— Start of EXCERPTED DATA —
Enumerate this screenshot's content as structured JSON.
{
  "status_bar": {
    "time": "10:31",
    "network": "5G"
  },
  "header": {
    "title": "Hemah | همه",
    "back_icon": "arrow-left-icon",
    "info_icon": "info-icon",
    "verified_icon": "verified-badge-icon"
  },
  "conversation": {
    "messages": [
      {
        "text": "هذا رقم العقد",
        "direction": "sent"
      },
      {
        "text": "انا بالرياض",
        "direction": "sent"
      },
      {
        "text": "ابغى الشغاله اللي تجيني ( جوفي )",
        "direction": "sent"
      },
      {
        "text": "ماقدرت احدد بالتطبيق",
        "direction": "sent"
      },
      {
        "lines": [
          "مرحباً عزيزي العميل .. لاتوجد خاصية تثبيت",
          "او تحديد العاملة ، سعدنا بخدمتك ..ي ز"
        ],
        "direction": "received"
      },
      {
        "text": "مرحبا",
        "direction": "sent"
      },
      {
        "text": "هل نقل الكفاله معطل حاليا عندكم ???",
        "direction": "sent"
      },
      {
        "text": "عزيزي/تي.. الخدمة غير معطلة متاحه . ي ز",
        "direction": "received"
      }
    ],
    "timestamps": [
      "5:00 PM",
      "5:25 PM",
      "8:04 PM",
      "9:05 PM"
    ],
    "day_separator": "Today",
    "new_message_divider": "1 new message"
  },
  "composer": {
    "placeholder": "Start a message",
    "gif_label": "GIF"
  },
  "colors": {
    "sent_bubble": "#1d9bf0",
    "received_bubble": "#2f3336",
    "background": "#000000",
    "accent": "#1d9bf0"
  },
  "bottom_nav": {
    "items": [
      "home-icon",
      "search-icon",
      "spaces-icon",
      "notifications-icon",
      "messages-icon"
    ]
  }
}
— End of EXCERPTED DATA —
* _SHORT TASK_
All of the data above should be transcribed exactly.

* _ANSWER TO THE TASK_
Enumerate this screenshot's content as structured JSON.
{
  "status_bar": {
    "time": "10:31",
    "network": "5G"
  },
  "header": {
    "title": "Hemah | همه",
    "back_icon": "arrow-left-icon",
    "info_icon": "info-icon",
    "verified_icon": "verified-badge-icon"
  },
  "conversation": {
    "messages": [
      {
        "text": "هذا رقم العقد",
        "direction": "sent"
      },
      {
        "text": "انا بالرياض",
        "direction": "sent"
      },
      {
        "text": "ابغى الشغاله اللي تجيني ( جوفي )",
        "direction": "sent"
      },
      {
        "text": "ماقدرت احدد بالتطبيق",
        "direction": "sent"
      },
      {
        "lines": [
          "مرحباً عزيزي العميل .. لاتوجد خاصية تثبيت",
          "او تحديد العاملة ، سعدنا بخدمتك ..ي ز"
        ],
        "direction": "received"
      },
      {
        "text": "مرحبا",
        "direction": "sent"
      },
      {
        "text": "هل نقل الكفاله معطل حاليا عندكم ???",
        "direction": "sent"
      },
      {
        "text": "عزيزي/تي.. الخدمة غير معطلة متاحه . ي ز",
        "direction": "received"
      }
    ],
    "timestamps": [
      "5:00 PM",
      "5:25 PM",
      "8:04 PM",
      "9:05 PM"
    ],
    "day_separator": "Today",
    "new_message_divider": "1 new message"
  },
  "composer": {
    "placeholder": "Start a message",
    "gif_label": "GIF"
  },
  "colors": {
    "sent_bubble": "#1d9bf0",
    "received_bubble": "#2f3336",
    "background": "#000000",
    "accent": "#1d9bf0"
  },
  "bottom_nav": {
    "items": [
      "home-icon",
      "search-icon",
      "spaces-icon",
      "notifications-icon",
      "messages-icon"
    ]
  }
}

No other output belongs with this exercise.